| Instructions for the task |
Return the material word for word. Do not include pictures.

| Record extracts |
───
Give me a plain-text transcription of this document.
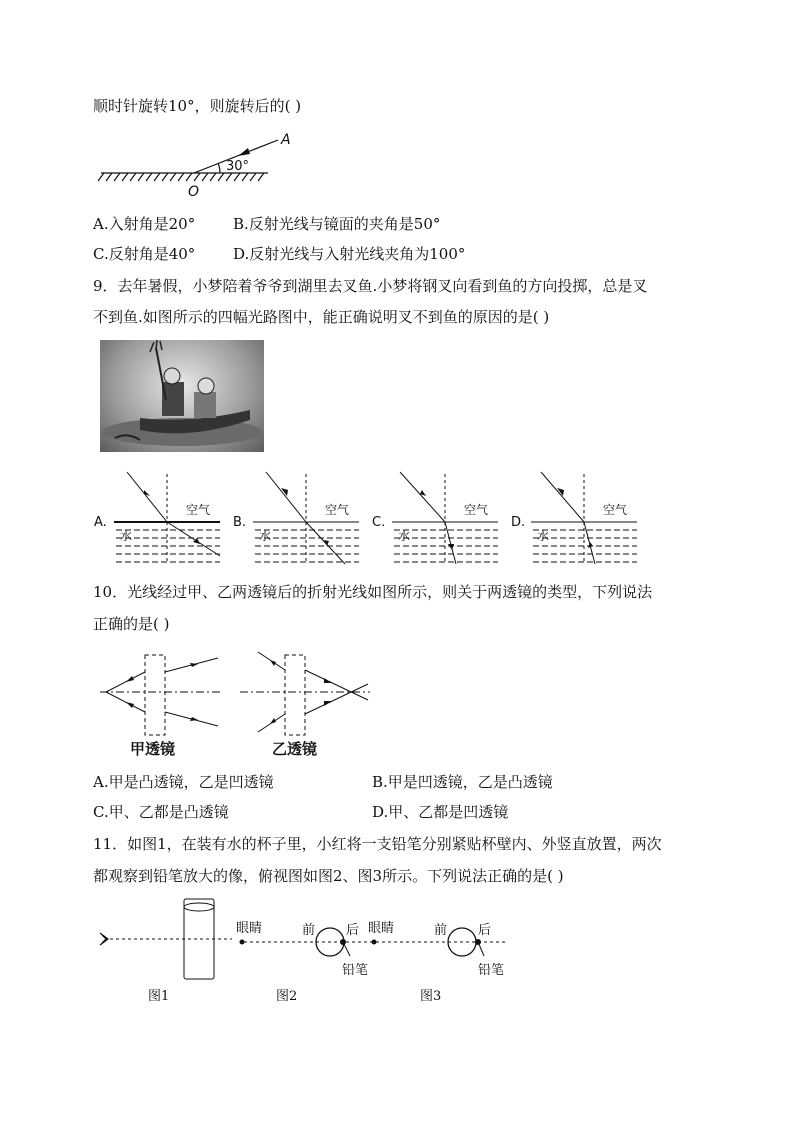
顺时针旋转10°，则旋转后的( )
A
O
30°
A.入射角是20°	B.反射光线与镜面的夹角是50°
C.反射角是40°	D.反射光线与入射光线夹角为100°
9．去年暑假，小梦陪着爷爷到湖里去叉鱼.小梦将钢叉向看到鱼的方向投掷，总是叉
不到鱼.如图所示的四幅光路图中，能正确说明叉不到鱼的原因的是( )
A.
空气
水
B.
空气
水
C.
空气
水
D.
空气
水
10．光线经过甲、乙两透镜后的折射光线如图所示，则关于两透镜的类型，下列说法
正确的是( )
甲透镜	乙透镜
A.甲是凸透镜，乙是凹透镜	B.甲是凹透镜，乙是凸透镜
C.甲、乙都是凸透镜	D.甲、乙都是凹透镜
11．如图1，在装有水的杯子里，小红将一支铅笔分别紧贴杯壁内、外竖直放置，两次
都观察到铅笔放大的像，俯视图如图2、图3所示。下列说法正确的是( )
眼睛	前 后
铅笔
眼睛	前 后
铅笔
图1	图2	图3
───
| Task answer |
Give me a plain-text transcription of this document.
顺时针旋转10°，则旋转后的( )
A
O
30°
A.入射角是20°	B.反射光线与镜面的夹角是50°
C.反射角是40°	D.反射光线与入射光线夹角为100°
9．去年暑假，小梦陪着爷爷到湖里去叉鱼.小梦将钢叉向看到鱼的方向投掷，总是叉
不到鱼.如图所示的四幅光路图中，能正确说明叉不到鱼的原因的是( )
A.
空气
水
B.
空气
水
C.
空气
水
D.
空气
水
10．光线经过甲、乙两透镜后的折射光线如图所示，则关于两透镜的类型，下列说法
正确的是( )
甲透镜	乙透镜
A.甲是凸透镜，乙是凹透镜	B.甲是凹透镜，乙是凸透镜
C.甲、乙都是凸透镜	D.甲、乙都是凹透镜
11．如图1，在装有水的杯子里，小红将一支铅笔分别紧贴杯壁内、外竖直放置，两次
都观察到铅笔放大的像，俯视图如图2、图3所示。下列说法正确的是( )
眼睛	前 后
铅笔
眼睛	前 后
铅笔
图1	图2	图3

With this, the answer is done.